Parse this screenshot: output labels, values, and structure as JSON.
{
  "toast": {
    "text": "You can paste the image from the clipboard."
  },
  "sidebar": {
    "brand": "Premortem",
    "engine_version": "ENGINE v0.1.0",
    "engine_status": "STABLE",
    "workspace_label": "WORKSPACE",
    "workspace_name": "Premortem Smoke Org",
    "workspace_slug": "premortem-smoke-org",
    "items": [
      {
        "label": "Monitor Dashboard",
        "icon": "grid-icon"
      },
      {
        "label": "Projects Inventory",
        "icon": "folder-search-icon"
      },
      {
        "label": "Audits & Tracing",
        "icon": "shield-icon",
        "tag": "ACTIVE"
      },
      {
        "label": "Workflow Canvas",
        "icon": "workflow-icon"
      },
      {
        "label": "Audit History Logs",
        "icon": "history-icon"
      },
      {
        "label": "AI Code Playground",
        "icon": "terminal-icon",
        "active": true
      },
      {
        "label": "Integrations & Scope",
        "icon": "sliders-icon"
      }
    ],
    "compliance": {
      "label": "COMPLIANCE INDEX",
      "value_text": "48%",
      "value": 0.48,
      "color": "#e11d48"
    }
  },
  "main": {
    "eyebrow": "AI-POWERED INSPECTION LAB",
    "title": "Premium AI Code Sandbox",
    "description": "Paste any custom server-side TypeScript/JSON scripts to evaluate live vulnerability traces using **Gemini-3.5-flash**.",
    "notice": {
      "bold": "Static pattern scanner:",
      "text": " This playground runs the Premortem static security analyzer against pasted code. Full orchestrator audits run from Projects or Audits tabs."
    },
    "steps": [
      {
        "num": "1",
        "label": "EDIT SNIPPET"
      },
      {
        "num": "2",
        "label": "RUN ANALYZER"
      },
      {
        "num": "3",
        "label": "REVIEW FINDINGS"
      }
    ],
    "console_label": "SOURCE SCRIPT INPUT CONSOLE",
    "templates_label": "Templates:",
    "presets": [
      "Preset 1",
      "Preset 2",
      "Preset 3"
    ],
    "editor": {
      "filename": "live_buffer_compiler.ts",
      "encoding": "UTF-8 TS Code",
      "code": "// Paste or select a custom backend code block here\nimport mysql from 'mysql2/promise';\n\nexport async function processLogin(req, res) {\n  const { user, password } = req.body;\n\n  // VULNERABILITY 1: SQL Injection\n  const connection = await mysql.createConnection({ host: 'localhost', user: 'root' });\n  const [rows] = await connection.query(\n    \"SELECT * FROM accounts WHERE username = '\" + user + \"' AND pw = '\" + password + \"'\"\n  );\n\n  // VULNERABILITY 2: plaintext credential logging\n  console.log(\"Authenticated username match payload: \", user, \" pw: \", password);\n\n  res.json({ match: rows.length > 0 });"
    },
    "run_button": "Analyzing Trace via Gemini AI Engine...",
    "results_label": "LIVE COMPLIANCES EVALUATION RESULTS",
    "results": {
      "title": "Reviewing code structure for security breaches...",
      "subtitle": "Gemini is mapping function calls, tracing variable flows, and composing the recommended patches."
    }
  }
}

◆ Exercise: Can you give every line above again, exactly as written?

◆ The response:
Parse this screenshot: output labels, values, and structure as JSON.
{
  "toast": {
    "text": "You can paste the image from the clipboard."
  },
  "sidebar": {
    "brand": "Premortem",
    "engine_version": "ENGINE v0.1.0",
    "engine_status": "STABLE",
    "workspace_label": "WORKSPACE",
    "workspace_name": "Premortem Smoke Org",
    "workspace_slug": "premortem-smoke-org",
    "items": [
      {
        "label": "Monitor Dashboard",
        "icon": "grid-icon"
      },
      {
        "label": "Projects Inventory",
        "icon": "folder-search-icon"
      },
      {
        "label": "Audits & Tracing",
        "icon": "shield-icon",
        "tag": "ACTIVE"
      },
      {
        "label": "Workflow Canvas",
        "icon": "workflow-icon"
      },
      {
        "label": "Audit History Logs",
        "icon": "history-icon"
      },
      {
        "label": "AI Code Playground",
        "icon": "terminal-icon",
        "active": true
      },
      {
        "label": "Integrations & Scope",
        "icon": "sliders-icon"
      }
    ],
    "compliance": {
      "label": "COMPLIANCE INDEX",
      "value_text": "48%",
      "value": 0.48,
      "color": "#e11d48"
    }
  },
  "main": {
    "eyebrow": "AI-POWERED INSPECTION LAB",
    "title": "Premium AI Code Sandbox",
    "description": "Paste any custom server-side TypeScript/JSON scripts to evaluate live vulnerability traces using **Gemini-3.5-flash**.",
    "notice": {
      "bold": "Static pattern scanner:",
      "text": " This playground runs the Premortem static security analyzer against pasted code. Full orchestrator audits run from Projects or Audits tabs."
    },
    "steps": [
      {
        "num": "1",
        "label": "EDIT SNIPPET"
      },
      {
        "num": "2",
        "label": "RUN ANALYZER"
      },
      {
        "num": "3",
        "label": "REVIEW FINDINGS"
      }
    ],
    "console_label": "SOURCE SCRIPT INPUT CONSOLE",
    "templates_label": "Templates:",
    "presets": [
      "Preset 1",
      "Preset 2",
      "Preset 3"
    ],
    "editor": {
      "filename": "live_buffer_compiler.ts",
      "encoding": "UTF-8 TS Code",
      "code": "// Paste or select a custom backend code block here\nimport mysql from 'mysql2/promise';\n\nexport async function processLogin(req, res) {\n  const { user, password } = req.body;\n\n  // VULNERABILITY 1: SQL Injection\n  const connection = await mysql.createConnection({ host: 'localhost', user: 'root' });\n  const [rows] = await connection.query(\n    \"SELECT * FROM accounts WHERE username = '\" + user + \"' AND pw = '\" + password + \"'\"\n  );\n\n  // VULNERABILITY 2: plaintext credential logging\n  console.log(\"Authenticated username match payload: \", user, \" pw: \", password);\n\n  res.json({ match: rows.length > 0 });"
    },
    "run_button": "Analyzing Trace via Gemini AI Engine...",
    "results_label": "LIVE COMPLIANCES EVALUATION RESULTS",
    "results": {
      "title": "Reviewing code structure for security breaches...",
      "subtitle": "Gemini is mapping function calls, tracing variable flows, and composing the recommended patches."
    }
  }
}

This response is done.